> [Data supplied]

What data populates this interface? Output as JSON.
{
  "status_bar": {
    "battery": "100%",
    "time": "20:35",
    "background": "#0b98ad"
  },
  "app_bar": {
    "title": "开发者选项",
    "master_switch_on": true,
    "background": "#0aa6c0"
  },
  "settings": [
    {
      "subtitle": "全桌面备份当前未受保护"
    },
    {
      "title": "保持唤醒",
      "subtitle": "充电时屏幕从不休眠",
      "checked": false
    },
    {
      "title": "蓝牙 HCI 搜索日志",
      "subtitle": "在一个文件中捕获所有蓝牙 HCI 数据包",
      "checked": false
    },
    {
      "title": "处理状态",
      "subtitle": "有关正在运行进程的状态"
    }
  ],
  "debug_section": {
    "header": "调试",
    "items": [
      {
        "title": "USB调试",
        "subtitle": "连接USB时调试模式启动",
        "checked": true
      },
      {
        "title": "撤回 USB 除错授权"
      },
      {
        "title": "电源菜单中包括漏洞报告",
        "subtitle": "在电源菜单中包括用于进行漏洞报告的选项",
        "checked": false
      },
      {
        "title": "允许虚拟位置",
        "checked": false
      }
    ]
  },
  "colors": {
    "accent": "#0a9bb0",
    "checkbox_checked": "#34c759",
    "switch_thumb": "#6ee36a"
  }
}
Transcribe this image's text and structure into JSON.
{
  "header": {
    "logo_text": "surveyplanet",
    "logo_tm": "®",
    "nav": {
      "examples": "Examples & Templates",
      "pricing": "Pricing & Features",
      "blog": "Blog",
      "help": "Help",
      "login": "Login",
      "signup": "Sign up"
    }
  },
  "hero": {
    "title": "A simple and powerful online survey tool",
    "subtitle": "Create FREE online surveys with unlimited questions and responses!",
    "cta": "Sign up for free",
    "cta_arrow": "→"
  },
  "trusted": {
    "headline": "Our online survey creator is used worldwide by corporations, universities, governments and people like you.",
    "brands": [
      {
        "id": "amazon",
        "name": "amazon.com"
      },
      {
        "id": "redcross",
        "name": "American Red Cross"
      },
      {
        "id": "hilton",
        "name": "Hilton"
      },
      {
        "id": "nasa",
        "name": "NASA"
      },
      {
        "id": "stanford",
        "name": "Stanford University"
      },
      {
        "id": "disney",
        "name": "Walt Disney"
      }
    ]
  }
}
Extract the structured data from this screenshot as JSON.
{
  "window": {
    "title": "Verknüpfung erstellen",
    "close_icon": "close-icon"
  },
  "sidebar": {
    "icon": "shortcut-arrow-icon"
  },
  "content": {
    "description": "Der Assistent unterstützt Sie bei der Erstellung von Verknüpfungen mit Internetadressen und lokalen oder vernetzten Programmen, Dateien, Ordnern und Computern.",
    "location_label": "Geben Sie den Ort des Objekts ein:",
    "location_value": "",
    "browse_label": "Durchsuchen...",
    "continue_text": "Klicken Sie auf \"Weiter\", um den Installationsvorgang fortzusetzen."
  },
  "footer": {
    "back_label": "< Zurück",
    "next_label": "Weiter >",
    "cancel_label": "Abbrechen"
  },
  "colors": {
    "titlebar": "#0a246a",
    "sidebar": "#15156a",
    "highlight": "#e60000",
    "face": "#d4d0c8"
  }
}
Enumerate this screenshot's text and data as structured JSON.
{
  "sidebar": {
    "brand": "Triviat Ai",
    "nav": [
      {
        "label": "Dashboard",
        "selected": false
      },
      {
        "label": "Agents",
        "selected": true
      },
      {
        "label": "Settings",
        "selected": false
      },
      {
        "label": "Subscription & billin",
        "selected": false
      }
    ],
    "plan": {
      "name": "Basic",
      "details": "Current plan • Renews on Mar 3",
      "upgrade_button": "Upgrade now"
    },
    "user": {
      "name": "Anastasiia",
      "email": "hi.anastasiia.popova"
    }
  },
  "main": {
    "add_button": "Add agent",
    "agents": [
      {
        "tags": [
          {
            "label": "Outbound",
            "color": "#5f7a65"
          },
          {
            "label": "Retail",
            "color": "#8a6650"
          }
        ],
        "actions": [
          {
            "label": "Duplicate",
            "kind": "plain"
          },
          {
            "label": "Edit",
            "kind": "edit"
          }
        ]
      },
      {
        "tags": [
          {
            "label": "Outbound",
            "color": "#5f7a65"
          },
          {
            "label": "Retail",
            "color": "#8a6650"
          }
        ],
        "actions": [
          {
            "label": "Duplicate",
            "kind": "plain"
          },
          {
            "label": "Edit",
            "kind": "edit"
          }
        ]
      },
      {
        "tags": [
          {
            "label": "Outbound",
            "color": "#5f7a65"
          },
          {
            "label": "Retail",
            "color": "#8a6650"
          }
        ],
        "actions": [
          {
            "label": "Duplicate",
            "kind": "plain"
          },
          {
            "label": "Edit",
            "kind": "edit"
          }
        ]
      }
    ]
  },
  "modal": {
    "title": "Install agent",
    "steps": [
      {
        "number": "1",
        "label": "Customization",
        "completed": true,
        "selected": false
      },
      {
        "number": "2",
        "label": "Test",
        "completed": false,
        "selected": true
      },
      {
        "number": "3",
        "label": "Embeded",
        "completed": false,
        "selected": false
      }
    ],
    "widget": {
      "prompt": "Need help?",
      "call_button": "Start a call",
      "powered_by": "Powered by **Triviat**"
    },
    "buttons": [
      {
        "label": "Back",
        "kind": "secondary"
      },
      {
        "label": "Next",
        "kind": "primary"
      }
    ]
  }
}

> [What to produce] Search the data for "JSON" and list every line in which it occurs.

> [Exercise solution]
What data populates this interface? Output as JSON.
Transcribe this image's text and structure into JSON.
Extract the structured data from this screenshot as JSON.
Enumerate this screenshot's text and data as structured JSON.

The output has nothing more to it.